## THE REQUEST
Where a line contains the word "depuis", copy that line in full.
* BEGIN *
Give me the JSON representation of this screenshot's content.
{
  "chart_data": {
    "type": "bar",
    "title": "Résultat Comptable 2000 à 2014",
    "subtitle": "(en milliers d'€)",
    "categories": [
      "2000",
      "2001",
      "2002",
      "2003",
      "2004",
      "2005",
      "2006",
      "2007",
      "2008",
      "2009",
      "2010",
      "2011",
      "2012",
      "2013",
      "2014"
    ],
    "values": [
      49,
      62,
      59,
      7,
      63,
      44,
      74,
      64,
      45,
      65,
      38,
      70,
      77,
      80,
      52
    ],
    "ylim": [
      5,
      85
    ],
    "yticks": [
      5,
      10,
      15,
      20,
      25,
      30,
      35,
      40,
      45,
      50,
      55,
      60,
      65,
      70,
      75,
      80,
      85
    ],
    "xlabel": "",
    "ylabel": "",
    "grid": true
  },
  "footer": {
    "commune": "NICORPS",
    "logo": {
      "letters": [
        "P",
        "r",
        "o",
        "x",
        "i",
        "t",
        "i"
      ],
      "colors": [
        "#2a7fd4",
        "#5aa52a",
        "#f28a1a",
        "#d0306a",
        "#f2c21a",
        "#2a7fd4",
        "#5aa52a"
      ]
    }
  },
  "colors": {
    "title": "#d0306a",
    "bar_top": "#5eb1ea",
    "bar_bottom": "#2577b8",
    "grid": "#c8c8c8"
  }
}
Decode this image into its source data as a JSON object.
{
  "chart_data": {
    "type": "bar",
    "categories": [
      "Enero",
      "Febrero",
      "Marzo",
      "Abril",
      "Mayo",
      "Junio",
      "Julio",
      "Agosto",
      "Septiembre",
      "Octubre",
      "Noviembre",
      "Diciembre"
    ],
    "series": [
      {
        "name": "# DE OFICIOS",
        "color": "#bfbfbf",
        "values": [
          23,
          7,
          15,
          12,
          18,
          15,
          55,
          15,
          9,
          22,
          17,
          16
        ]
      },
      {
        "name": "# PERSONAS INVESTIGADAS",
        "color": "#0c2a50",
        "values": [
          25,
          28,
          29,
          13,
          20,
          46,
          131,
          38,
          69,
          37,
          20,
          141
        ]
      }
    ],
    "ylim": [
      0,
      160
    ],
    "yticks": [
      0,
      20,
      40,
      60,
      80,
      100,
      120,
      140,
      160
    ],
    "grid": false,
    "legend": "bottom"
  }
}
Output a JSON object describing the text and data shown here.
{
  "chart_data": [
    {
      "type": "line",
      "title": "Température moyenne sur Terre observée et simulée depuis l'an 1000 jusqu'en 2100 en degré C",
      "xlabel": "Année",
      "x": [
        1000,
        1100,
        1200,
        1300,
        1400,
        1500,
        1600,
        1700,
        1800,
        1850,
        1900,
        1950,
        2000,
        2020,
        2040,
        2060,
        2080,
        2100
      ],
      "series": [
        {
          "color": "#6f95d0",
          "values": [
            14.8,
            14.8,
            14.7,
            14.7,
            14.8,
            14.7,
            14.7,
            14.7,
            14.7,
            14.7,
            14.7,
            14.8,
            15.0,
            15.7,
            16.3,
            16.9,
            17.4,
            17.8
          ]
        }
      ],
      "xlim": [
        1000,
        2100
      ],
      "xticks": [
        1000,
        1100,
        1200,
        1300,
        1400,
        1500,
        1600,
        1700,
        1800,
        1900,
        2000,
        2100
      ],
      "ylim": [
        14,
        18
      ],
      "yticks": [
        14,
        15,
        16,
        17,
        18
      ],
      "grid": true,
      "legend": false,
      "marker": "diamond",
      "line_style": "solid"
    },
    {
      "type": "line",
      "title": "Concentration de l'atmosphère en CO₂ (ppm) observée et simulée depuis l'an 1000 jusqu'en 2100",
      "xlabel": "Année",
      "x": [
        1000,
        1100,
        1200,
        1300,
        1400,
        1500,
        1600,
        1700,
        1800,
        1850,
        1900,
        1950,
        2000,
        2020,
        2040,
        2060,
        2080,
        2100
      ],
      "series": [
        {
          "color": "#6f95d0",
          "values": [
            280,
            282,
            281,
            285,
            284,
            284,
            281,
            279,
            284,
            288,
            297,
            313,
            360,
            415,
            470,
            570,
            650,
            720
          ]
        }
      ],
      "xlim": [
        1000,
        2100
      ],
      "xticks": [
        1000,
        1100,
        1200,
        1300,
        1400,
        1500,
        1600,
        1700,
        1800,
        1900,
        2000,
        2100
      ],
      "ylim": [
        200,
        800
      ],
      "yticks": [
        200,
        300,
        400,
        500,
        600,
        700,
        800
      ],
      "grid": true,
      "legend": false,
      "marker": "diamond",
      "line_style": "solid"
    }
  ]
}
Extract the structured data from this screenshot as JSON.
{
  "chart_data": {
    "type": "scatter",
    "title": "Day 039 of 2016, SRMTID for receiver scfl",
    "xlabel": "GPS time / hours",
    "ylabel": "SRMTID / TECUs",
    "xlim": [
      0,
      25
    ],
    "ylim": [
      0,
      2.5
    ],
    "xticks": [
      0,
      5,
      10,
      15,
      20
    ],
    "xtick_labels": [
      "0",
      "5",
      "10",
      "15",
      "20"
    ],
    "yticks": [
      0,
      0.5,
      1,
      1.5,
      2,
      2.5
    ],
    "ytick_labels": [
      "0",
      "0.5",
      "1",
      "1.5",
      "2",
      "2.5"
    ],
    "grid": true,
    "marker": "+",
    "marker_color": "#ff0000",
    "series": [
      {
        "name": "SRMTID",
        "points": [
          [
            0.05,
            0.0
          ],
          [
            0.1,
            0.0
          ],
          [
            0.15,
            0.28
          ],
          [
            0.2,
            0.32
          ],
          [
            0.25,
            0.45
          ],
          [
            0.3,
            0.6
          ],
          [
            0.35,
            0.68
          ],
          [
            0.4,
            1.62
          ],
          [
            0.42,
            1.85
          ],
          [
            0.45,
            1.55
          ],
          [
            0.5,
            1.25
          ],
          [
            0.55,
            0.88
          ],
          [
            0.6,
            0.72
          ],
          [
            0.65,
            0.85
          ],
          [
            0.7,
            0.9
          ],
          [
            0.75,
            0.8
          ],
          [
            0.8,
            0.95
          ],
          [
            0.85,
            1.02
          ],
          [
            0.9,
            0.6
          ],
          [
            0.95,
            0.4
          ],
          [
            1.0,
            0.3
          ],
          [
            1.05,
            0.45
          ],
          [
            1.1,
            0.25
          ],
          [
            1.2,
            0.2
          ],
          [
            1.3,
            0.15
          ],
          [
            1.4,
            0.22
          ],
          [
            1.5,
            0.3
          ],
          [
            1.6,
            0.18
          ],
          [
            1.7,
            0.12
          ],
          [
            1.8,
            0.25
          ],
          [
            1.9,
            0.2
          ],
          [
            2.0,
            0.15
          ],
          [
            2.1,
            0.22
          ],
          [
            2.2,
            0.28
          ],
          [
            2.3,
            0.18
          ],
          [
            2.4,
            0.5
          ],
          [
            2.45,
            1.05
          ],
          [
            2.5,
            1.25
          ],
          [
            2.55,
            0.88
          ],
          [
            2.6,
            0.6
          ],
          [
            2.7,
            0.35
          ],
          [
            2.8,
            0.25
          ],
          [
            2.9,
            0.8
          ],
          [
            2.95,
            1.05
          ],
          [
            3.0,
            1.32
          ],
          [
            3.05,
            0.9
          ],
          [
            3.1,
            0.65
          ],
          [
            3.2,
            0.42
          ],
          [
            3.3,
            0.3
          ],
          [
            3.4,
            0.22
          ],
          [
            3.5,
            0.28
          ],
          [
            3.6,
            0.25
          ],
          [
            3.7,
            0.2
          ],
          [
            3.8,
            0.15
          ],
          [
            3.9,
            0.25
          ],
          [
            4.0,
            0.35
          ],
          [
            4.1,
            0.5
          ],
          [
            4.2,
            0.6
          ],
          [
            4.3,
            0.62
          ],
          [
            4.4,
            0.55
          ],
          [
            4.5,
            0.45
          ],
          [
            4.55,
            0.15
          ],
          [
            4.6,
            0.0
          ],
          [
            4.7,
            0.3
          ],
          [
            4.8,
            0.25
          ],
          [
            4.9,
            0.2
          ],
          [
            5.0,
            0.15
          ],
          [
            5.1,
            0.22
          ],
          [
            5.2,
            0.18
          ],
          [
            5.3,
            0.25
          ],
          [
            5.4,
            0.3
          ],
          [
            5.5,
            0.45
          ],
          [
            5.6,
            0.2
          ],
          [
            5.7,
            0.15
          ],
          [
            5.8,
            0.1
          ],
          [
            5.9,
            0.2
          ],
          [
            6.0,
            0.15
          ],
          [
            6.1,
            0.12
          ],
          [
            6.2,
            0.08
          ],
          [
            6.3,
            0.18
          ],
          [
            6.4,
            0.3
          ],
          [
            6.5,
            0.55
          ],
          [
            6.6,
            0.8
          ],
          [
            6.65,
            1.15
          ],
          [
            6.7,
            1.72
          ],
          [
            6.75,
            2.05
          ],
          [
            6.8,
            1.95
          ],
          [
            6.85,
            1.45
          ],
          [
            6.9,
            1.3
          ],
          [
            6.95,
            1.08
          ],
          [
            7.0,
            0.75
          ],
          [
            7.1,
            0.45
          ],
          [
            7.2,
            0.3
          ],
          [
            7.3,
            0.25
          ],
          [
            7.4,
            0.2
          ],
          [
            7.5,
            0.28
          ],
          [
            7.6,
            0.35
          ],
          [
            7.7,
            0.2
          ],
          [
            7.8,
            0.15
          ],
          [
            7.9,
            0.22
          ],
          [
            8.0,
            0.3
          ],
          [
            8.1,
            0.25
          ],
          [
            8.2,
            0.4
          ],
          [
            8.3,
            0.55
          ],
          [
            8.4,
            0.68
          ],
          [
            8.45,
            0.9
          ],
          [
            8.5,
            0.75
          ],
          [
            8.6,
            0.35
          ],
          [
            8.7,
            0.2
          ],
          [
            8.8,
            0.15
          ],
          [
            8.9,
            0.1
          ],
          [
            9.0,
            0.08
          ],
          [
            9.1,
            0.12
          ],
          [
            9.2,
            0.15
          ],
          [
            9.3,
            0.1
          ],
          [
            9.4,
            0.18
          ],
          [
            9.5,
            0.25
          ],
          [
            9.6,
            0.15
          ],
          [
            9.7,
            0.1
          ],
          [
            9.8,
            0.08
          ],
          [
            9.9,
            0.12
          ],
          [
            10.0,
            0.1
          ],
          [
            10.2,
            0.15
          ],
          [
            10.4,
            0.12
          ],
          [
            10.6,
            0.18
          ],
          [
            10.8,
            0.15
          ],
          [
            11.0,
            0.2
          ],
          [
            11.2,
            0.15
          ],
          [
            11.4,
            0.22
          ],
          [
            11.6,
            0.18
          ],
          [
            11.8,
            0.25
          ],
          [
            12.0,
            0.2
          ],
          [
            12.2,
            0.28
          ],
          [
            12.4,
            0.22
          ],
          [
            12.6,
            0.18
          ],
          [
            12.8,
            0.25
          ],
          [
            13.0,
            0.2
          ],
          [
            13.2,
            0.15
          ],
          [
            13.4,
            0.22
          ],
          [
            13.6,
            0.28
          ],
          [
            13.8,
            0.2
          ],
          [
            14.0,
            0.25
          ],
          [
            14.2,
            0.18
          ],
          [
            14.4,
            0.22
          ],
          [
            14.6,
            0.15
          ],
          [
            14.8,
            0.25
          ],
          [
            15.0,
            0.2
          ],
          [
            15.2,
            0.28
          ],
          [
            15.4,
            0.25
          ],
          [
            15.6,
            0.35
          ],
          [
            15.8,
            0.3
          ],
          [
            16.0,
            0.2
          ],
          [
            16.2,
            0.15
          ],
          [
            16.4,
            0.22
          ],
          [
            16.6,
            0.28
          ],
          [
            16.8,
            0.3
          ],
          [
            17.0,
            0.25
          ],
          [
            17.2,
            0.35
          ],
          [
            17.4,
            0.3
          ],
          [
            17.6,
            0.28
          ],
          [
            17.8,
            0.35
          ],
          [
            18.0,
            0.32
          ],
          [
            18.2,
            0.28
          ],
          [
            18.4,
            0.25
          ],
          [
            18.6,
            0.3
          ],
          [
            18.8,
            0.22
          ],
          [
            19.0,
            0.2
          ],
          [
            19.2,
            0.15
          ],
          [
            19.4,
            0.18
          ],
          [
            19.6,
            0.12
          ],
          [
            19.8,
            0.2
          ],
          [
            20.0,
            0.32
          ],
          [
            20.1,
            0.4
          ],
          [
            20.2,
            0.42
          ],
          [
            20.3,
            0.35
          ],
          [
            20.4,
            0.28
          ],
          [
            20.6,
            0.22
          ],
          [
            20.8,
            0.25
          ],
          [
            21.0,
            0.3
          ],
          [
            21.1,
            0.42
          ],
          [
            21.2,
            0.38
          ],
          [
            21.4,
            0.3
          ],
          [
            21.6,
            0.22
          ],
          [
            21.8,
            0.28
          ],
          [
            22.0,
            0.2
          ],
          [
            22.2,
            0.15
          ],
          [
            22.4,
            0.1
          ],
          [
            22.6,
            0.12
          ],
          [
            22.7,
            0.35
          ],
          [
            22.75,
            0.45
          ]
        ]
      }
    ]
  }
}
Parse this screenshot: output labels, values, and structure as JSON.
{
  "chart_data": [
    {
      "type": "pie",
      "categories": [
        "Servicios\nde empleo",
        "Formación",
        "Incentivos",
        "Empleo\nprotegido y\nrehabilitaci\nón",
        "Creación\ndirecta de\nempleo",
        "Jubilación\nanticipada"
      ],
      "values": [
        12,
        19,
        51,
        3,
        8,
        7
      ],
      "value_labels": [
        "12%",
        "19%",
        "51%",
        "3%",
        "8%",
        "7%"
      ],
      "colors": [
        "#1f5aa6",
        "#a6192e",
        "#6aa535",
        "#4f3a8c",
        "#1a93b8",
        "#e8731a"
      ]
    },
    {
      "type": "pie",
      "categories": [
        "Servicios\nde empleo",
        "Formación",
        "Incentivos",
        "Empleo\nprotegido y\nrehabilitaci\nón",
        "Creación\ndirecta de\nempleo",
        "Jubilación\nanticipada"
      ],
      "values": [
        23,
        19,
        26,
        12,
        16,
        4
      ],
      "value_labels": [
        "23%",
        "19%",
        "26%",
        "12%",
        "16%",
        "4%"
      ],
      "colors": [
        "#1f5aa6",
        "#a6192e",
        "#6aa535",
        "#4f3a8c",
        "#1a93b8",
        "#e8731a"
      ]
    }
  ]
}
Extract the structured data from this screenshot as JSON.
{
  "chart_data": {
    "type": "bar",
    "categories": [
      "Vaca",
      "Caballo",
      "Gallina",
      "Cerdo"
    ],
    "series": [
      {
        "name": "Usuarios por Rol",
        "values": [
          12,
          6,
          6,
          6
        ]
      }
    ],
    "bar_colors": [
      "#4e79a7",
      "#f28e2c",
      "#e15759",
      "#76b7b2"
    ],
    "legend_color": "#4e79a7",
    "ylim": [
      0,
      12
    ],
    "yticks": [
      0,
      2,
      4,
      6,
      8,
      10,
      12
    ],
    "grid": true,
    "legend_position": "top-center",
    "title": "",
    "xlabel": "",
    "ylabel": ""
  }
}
* END *
## FINAL ANSWER
      "title": "Température moyenne sur Terre observée et simulée depuis l'an 1000 jusqu'en 2100 en degré C",
      "title": "Concentration de l'atmosphère en CO₂ (ppm) observée et simulée depuis l'an 1000 jusqu'en 2100",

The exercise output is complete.